### Stated task
Check each line of the records below and collect those holding "name".

### Items
= = = = = = =

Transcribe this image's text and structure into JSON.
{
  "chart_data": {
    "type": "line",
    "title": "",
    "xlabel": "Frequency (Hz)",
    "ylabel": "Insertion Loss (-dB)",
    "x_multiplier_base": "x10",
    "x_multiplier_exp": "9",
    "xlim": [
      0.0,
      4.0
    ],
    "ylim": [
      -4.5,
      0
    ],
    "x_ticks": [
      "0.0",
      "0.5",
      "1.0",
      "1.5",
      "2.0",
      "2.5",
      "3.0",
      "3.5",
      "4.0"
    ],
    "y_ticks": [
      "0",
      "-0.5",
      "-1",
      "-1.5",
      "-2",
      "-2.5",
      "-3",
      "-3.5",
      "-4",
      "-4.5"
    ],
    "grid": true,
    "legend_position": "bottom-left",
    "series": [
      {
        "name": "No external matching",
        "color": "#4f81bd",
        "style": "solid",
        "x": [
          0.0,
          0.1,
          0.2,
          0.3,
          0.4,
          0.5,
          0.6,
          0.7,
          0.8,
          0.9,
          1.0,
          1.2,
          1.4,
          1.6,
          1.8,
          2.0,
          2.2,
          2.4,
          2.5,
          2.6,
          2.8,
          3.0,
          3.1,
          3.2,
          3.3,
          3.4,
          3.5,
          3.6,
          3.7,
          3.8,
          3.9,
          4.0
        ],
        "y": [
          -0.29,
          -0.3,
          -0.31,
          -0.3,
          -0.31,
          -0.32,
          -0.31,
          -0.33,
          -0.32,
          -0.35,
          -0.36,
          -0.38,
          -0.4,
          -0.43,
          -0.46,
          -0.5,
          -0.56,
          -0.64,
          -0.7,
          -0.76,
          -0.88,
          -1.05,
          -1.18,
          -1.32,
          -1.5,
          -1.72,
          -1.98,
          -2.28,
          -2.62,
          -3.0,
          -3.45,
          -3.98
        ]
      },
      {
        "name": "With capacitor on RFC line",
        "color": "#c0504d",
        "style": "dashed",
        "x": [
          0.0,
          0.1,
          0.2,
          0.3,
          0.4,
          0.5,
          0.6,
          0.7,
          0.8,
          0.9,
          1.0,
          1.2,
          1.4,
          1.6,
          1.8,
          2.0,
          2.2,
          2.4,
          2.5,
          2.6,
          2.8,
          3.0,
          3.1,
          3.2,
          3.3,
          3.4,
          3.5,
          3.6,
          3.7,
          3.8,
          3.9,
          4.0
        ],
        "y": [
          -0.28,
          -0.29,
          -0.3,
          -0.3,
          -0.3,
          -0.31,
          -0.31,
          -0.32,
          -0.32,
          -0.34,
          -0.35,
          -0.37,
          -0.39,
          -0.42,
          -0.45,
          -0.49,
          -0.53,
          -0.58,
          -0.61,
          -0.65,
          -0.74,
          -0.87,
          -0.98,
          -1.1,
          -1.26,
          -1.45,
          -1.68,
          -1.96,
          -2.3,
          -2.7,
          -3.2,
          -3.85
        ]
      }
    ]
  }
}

= = = = = = =

### Written response
        "name": "No external matching",
        "name": "With capacitor on RFC line",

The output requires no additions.